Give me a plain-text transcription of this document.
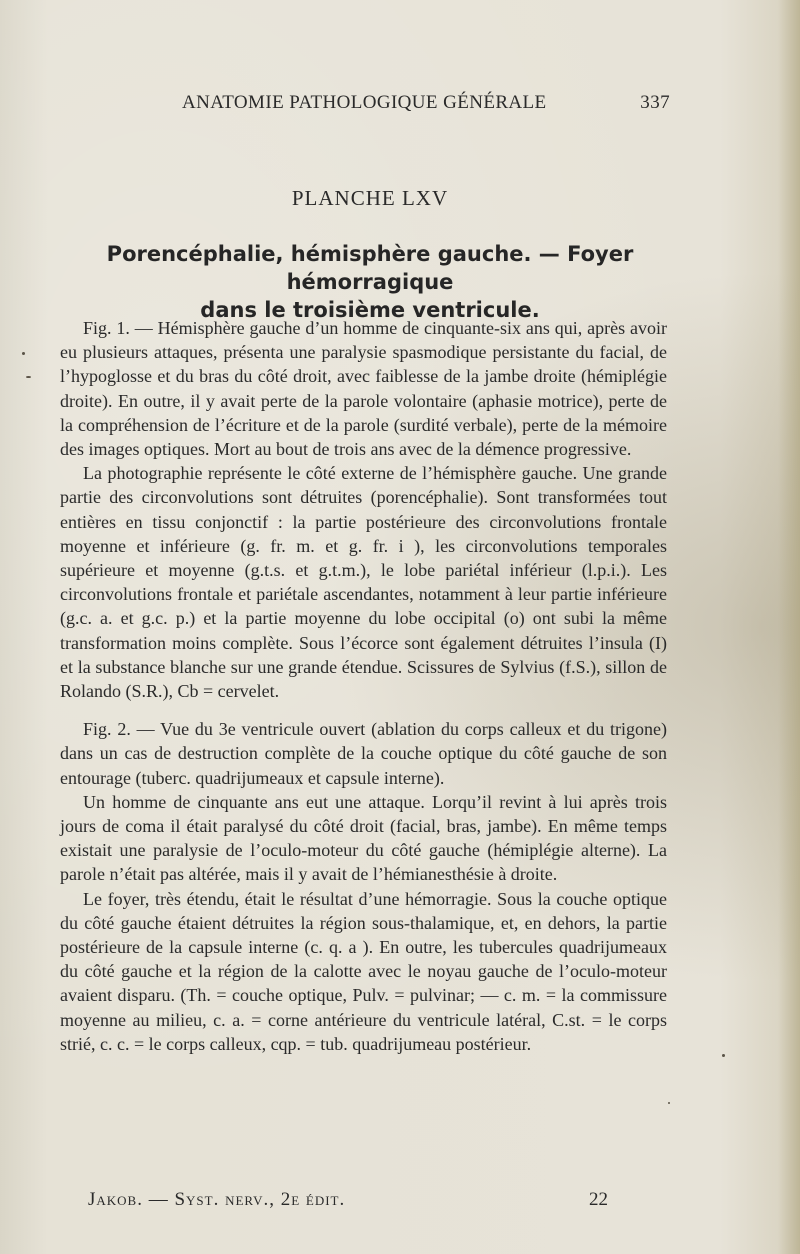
ANATOMIE PATHOLOGIQUE GÉNÉRALE	337
PLANCHE LXV
Porencéphalie, hémisphère gauche. — Foyer hémorragique
dans le troisième ventricule.

Fig. 1. — Hémisphère gauche d’un homme de cinquante-six ans qui, après avoir eu plusieurs attaques, présenta une paralysie spasmodique persistante du facial, de l’hypoglosse et du bras du côté droit, avec faiblesse de la jambe droite (hémiplégie droite). En outre, il y avait perte de la parole volontaire (aphasie motrice), perte de la compréhension de l’écriture et de la parole (surdité verbale), perte de la mémoire des images optiques. Mort au bout de trois ans avec de la démence progressive.

La photographie représente le côté externe de l’hémisphère gauche. Une grande partie des circonvolutions sont détruites (porencéphalie). Sont transformées tout entières en tissu conjonctif : la partie postérieure des circonvolutions frontale moyenne et inférieure (g. fr. m. et g. fr. i ), les circonvolutions temporales supérieure et moyenne (g.t.s. et g.t.m.), le lobe pariétal inférieur (l.p.i.). Les circonvolutions frontale et pariétale ascendantes, notamment à leur partie inférieure (g.c. a. et g.c. p.) et la partie moyenne du lobe occipital (o) ont subi la même transformation moins complète. Sous l’écorce sont également détruites l’insula (I) et la substance blanche sur une grande étendue. Scissures de Sylvius (f.S.), sillon de Rolando (S.R.), Cb = cervelet.

Fig. 2. — Vue du 3e ventricule ouvert (ablation du corps calleux et du trigone) dans un cas de destruction complète de la couche optique du côté gauche de son entourage (tuberc. quadrijumeaux et capsule interne).

Un homme de cinquante ans eut une attaque. Lorqu’il revint à lui après trois jours de coma il était paralysé du côté droit (facial, bras, jambe). En même temps existait une paralysie de l’oculo-moteur du côté gauche (hémiplégie alterne). La parole n’était pas altérée, mais il y avait de l’hémianesthésie à droite.

Le foyer, très étendu, était le résultat d’une hémorragie. Sous la couche optique du côté gauche étaient détruites la région sous-thalamique, et, en dehors, la partie postérieure de la capsule interne (c. q. a ). En outre, les tubercules quadrijumeaux du côté gauche et la région de la calotte avec le noyau gauche de l’oculo-moteur avaient disparu. (Th. = couche optique, Pulv. = pulvinar; — c. m. = la commissure moyenne au milieu, c. a. = corne antérieure du ventricule latéral, C.st. = le corps strié, c. c. = le corps calleux, cqp. = tub. quadrijumeau postérieur.

Jakob. — Syst. nerv., 2e édit.	22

[Short task] Scan the listing above for the word "postérieure" and show each line where it is found.

[Output for this exercise]
La photographie représente le côté externe de l’hémisphère gauche. Une grande partie des circonvolutions sont détruites (porencéphalie). Sont transformées tout entières en tissu conjonctif : la partie postérieure des circonvolutions frontale moyenne et inférieure (g. fr. m. et g. fr. i ), les circonvolutions temporales supérieure et moyenne (g.t.s. et g.t.m.), le lobe pariétal inférieur (l.p.i.). Les circonvolutions frontale et pariétale ascendantes, notamment à leur partie inférieure (g.c. a. et g.c. p.) et la partie moyenne du lobe occipital (o) ont subi la même transformation moins complète. Sous l’écorce sont également détruites l’insula (I) et la substance blanche sur une grande étendue. Scissures de Sylvius (f.S.), sillon de Rolando (S.R.), Cb = cervelet.
Le foyer, très étendu, était le résultat d’une hémorragie. Sous la couche optique du côté gauche étaient détruites la région sous-thalamique, et, en dehors, la partie postérieure de la capsule interne (c. q. a ). En outre, les tubercules quadrijumeaux du côté gauche et la région de la calotte avec le noyau gauche de l’oculo-moteur avaient disparu. (Th. = couche optique, Pulv. = pulvinar; — c. m. = la commissure moyenne au milieu, c. a. = corne antérieure du ventricule latéral, C.st. = le corps strié, c. c. = le corps calleux, cqp. = tub. quadrijumeau postérieur.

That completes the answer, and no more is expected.